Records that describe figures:
_ _ _ _ _ _ _
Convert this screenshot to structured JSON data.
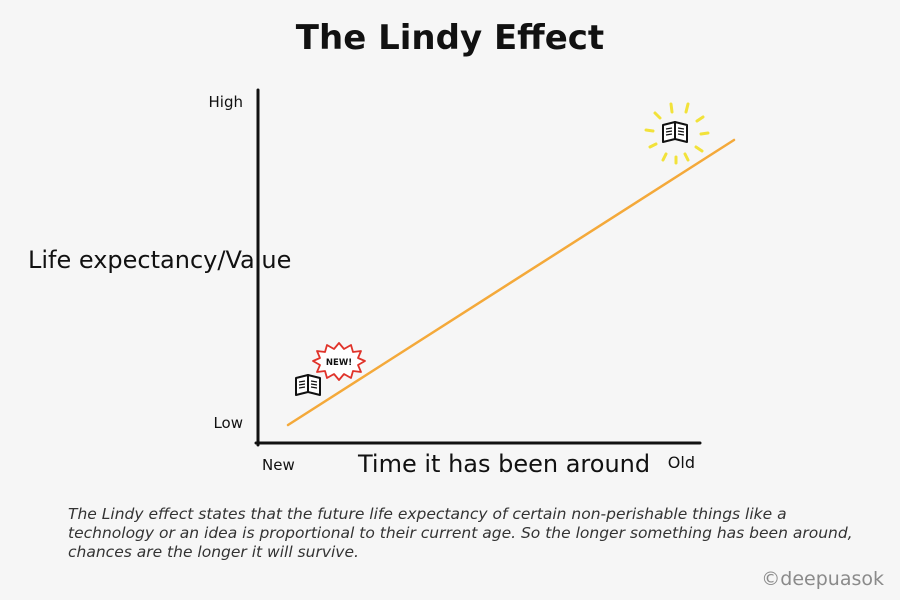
{
  "title": "The Lindy Effect",
  "axes": {
    "y_label": "Life expectancy/Value",
    "y_high": "High",
    "y_low": "Low",
    "x_label": "Time it has been around",
    "x_new": "New",
    "x_old": "Old"
  },
  "badge_text": "NEW!",
  "caption": "The Lindy effect states that the future life expectancy of certain non-perishable things like a technology or an idea is proportional to their current age. So the longer something has been around, chances are the longer it will survive.",
  "credit": "©deepuasok",
  "colors": {
    "line": "#f4a93a",
    "glow": "#f2e23a",
    "badge": "#e0332a",
    "axis": "#111111"
  },
  "icons": {
    "new_item": "book-icon",
    "old_item": "book-icon",
    "burst": "starburst-icon"
  }
}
_ _ _ _ _ _ _
■ What the task asks ■
Reproduce every record above exactly, omitting the pictures.

■ Solution ■
Convert this screenshot to structured JSON data.
{
  "title": "The Lindy Effect",
  "axes": {
    "y_label": "Life expectancy/Value",
    "y_high": "High",
    "y_low": "Low",
    "x_label": "Time it has been around",
    "x_new": "New",
    "x_old": "Old"
  },
  "badge_text": "NEW!",
  "caption": "The Lindy effect states that the future life expectancy of certain non-perishable things like a technology or an idea is proportional to their current age. So the longer something has been around, chances are the longer it will survive.",
  "credit": "©deepuasok",
  "colors": {
    "line": "#f4a93a",
    "glow": "#f2e23a",
    "badge": "#e0332a",
    "axis": "#111111"
  },
  "icons": {
    "new_item": "book-icon",
    "old_item": "book-icon",
    "burst": "starburst-icon"
  }
}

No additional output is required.